+++ Provided records +++

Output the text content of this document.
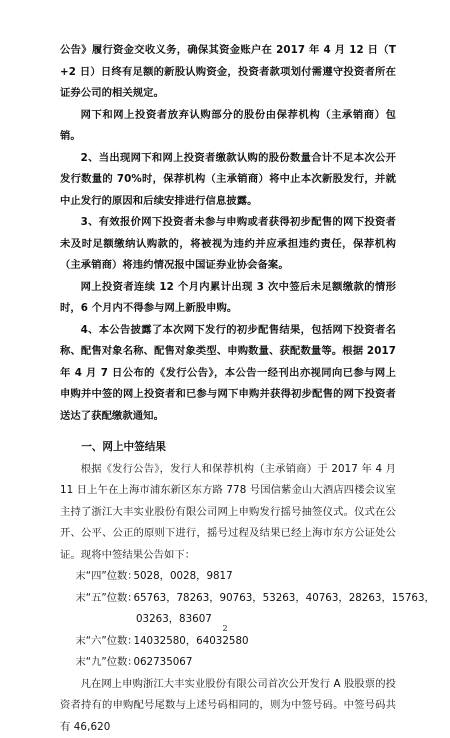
公告》履行资金交收义务，确保其资金账户在 2017 年 4 月 12 日（T+2 日）日终有足额的新股认购资金，投资者款项划付需遵守投资者所在证券公司的相关规定。

网下和网上投资者放弃认购部分的股份由保荐机构（主承销商）包销。

2、当出现网下和网上投资者缴款认购的股份数量合计不足本次公开发行数量的 70%时，保荐机构（主承销商）将中止本次新股发行，并就中止发行的原因和后续安排进行信息披露。

3、有效报价网下投资者未参与申购或者获得初步配售的网下投资者未及时足额缴纳认购款的，将被视为违约并应承担违约责任，保荐机构（主承销商）将违约情况报中国证券业协会备案。

网上投资者连续 12 个月内累计出现 3 次中签后未足额缴款的情形时，6 个月内不得参与网上新股申购。

4、本公告披露了本次网下发行的初步配售结果，包括网下投资者名称、配售对象名称、配售对象类型、申购数量、获配数量等。根据 2017 年 4 月 7 日公布的《发行公告》，本公告一经刊出亦视同向已参与网上申购并中签的网上投资者和已参与网下申购并获得初步配售的网下投资者送达了获配缴款通知。

一、网上中签结果

根据《发行公告》，发行人和保荐机构（主承销商）于 2017 年 4 月 11 日上午在上海市浦东新区东方路 778 号国信紫金山大酒店四楼会议室主持了浙江大丰实业股份有限公司网上申购发行摇号抽签仪式。仪式在公开、公平、公正的原则下进行，摇号过程及结果已经上海市东方公证处公证。现将中签结果公告如下：

末“四”位数：5028，0028，9817

末“五”位数：65763，78263，90763，53263，40763，28263，15763，

03263，83607

末“六”位数：14032580，64032580

末“九”位数：062735067

凡在网上申购浙江大丰实业股份有限公司首次公开发行 A 股股票的投资者持有的申购配号尾数与上述号码相同的，则为中签号码。中签号码共有 46,620

2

+++

Can the entries above be repeated exactly, without their pictures?

Completed task =
Output the text content of this document.
公告》履行资金交收义务，确保其资金账户在 2017 年 4 月 12 日（T+2 日）日终有足额的新股认购资金，投资者款项划付需遵守投资者所在证券公司的相关规定。

网下和网上投资者放弃认购部分的股份由保荐机构（主承销商）包销。

2、当出现网下和网上投资者缴款认购的股份数量合计不足本次公开发行数量的 70%时，保荐机构（主承销商）将中止本次新股发行，并就中止发行的原因和后续安排进行信息披露。

3、有效报价网下投资者未参与申购或者获得初步配售的网下投资者未及时足额缴纳认购款的，将被视为违约并应承担违约责任，保荐机构（主承销商）将违约情况报中国证券业协会备案。

网上投资者连续 12 个月内累计出现 3 次中签后未足额缴款的情形时，6 个月内不得参与网上新股申购。

4、本公告披露了本次网下发行的初步配售结果，包括网下投资者名称、配售对象名称、配售对象类型、申购数量、获配数量等。根据 2017 年 4 月 7 日公布的《发行公告》，本公告一经刊出亦视同向已参与网上申购并中签的网上投资者和已参与网下申购并获得初步配售的网下投资者送达了获配缴款通知。

一、网上中签结果

根据《发行公告》，发行人和保荐机构（主承销商）于 2017 年 4 月 11 日上午在上海市浦东新区东方路 778 号国信紫金山大酒店四楼会议室主持了浙江大丰实业股份有限公司网上申购发行摇号抽签仪式。仪式在公开、公平、公正的原则下进行，摇号过程及结果已经上海市东方公证处公证。现将中签结果公告如下：

末“四”位数：5028，0028，9817

末“五”位数：65763，78263，90763，53263，40763，28263，15763，

03263，83607

末“六”位数：14032580，64032580

末“九”位数：062735067

凡在网上申购浙江大丰实业股份有限公司首次公开发行 A 股股票的投资者持有的申购配号尾数与上述号码相同的，则为中签号码。中签号码共有 46,620

2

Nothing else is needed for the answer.